Goal —
Copy every line that contains the string "Таблица" from the entries below.

Exercise material —
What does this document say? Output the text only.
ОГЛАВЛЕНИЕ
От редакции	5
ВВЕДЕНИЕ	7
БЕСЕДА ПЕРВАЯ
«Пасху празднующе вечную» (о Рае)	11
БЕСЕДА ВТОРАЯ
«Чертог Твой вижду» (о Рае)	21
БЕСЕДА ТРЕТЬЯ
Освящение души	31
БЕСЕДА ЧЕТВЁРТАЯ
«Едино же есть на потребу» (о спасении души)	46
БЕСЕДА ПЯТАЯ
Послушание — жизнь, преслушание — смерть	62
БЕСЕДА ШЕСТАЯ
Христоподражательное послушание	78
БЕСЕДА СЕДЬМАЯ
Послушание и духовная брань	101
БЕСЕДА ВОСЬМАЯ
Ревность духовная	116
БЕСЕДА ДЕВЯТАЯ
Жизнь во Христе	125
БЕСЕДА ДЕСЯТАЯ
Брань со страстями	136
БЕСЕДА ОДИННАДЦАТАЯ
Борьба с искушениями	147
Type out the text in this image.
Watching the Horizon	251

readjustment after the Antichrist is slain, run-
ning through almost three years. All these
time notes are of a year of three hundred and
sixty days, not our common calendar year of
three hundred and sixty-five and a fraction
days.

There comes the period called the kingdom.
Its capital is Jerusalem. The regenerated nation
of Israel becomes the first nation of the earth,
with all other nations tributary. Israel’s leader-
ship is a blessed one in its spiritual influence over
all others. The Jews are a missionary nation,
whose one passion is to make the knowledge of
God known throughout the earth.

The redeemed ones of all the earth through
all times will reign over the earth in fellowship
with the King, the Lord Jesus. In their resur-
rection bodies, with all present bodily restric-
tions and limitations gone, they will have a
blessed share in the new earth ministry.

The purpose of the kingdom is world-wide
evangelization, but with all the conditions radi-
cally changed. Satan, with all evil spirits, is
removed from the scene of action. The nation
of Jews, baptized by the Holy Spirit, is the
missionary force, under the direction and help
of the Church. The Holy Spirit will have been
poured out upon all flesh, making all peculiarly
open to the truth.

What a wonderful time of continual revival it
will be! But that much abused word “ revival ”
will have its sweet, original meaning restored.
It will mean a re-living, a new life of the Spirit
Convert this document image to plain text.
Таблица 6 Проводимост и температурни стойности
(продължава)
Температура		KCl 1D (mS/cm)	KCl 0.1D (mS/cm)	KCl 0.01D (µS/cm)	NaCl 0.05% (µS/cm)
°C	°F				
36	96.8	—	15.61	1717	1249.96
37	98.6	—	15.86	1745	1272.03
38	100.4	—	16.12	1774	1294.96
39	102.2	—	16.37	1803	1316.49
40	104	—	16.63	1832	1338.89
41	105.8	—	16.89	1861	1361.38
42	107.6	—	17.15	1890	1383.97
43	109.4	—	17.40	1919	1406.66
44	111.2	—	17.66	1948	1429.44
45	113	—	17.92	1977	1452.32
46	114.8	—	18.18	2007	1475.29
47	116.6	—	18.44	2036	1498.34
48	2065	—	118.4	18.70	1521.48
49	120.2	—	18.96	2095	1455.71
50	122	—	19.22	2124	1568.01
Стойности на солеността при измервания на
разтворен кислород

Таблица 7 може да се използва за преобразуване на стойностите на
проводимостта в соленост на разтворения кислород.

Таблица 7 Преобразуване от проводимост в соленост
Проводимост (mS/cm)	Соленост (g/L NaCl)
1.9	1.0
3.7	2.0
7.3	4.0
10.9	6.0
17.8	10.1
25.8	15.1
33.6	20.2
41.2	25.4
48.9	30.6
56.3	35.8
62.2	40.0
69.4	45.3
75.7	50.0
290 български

Correct result —
Таблица 6 Проводимост и температурни стойности
Таблица 7 може да се използва за преобразуване на стойностите на
Таблица 7 Преобразуване от проводимост в соленост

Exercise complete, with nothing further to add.